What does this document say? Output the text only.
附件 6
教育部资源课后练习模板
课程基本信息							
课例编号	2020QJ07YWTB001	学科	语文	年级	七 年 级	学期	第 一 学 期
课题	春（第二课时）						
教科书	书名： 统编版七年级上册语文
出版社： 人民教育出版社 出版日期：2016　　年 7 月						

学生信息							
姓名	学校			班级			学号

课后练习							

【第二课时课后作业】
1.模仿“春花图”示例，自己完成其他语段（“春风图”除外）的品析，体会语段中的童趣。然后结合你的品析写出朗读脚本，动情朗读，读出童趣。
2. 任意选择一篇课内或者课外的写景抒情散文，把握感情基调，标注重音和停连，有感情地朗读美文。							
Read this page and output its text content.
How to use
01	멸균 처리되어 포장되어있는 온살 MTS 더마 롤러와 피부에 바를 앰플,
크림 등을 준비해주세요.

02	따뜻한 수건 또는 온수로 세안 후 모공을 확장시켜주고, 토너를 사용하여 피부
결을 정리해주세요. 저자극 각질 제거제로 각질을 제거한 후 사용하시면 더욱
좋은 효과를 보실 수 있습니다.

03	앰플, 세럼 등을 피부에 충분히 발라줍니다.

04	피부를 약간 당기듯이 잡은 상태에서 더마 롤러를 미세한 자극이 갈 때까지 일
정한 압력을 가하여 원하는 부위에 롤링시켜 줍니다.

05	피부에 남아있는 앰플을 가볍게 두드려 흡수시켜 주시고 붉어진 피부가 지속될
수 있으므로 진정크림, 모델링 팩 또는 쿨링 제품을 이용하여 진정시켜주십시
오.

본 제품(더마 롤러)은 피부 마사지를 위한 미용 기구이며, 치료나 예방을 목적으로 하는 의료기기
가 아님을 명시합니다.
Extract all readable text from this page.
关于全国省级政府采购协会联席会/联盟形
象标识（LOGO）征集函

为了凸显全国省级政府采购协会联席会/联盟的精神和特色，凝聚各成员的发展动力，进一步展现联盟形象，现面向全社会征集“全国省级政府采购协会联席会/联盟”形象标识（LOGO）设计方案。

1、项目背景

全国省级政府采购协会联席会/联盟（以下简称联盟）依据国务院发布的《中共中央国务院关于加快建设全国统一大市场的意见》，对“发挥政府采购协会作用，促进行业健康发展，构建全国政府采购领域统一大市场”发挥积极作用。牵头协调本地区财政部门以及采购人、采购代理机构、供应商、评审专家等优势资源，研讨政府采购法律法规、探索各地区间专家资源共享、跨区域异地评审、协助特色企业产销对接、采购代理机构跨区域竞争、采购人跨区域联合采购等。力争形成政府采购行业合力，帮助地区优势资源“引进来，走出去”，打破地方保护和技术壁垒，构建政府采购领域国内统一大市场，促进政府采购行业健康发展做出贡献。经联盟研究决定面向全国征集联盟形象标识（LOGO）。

+++++

◆ Problem ◆
Copy out the whole listing, exactly as written.

◆ Exercise solution ◆
What does this document say? Output the text only.
附件 6
教育部资源课后练习模板
课程基本信息							
课例编号	2020QJ07YWTB001	学科	语文	年级	七 年 级	学期	第 一 学 期
课题	春（第二课时）						
教科书	书名： 统编版七年级上册语文
出版社： 人民教育出版社 出版日期：2016　　年 7 月						

学生信息							
姓名	学校			班级			学号

课后练习							

【第二课时课后作业】
1.模仿“春花图”示例，自己完成其他语段（“春风图”除外）的品析，体会语段中的童趣。然后结合你的品析写出朗读脚本，动情朗读，读出童趣。
2. 任意选择一篇课内或者课外的写景抒情散文，把握感情基调，标注重音和停连，有感情地朗读美文。							
Read this page and output its text content.
How to use
01	멸균 처리되어 포장되어있는 온살 MTS 더마 롤러와 피부에 바를 앰플,
크림 등을 준비해주세요.

02	따뜻한 수건 또는 온수로 세안 후 모공을 확장시켜주고, 토너를 사용하여 피부
결을 정리해주세요. 저자극 각질 제거제로 각질을 제거한 후 사용하시면 더욱
좋은 효과를 보실 수 있습니다.

03	앰플, 세럼 등을 피부에 충분히 발라줍니다.

04	피부를 약간 당기듯이 잡은 상태에서 더마 롤러를 미세한 자극이 갈 때까지 일
정한 압력을 가하여 원하는 부위에 롤링시켜 줍니다.

05	피부에 남아있는 앰플을 가볍게 두드려 흡수시켜 주시고 붉어진 피부가 지속될
수 있으므로 진정크림, 모델링 팩 또는 쿨링 제품을 이용하여 진정시켜주십시
오.

본 제품(더마 롤러)은 피부 마사지를 위한 미용 기구이며, 치료나 예방을 목적으로 하는 의료기기
가 아님을 명시합니다.
Extract all readable text from this page.
关于全国省级政府采购协会联席会/联盟形
象标识（LOGO）征集函

为了凸显全国省级政府采购协会联席会/联盟的精神和特色，凝聚各成员的发展动力，进一步展现联盟形象，现面向全社会征集“全国省级政府采购协会联席会/联盟”形象标识（LOGO）设计方案。

1、项目背景

全国省级政府采购协会联席会/联盟（以下简称联盟）依据国务院发布的《中共中央国务院关于加快建设全国统一大市场的意见》，对“发挥政府采购协会作用，促进行业健康发展，构建全国政府采购领域统一大市场”发挥积极作用。牵头协调本地区财政部门以及采购人、采购代理机构、供应商、评审专家等优势资源，研讨政府采购法律法规、探索各地区间专家资源共享、跨区域异地评审、协助特色企业产销对接、采购代理机构跨区域竞争、采购人跨区域联合采购等。力争形成政府采购行业合力，帮助地区优势资源“引进来，走出去”，打破地方保护和技术壁垒，构建政府采购领域国内统一大市场，促进政府采购行业健康发展做出贡献。经联盟研究决定面向全国征集联盟形象标识（LOGO）。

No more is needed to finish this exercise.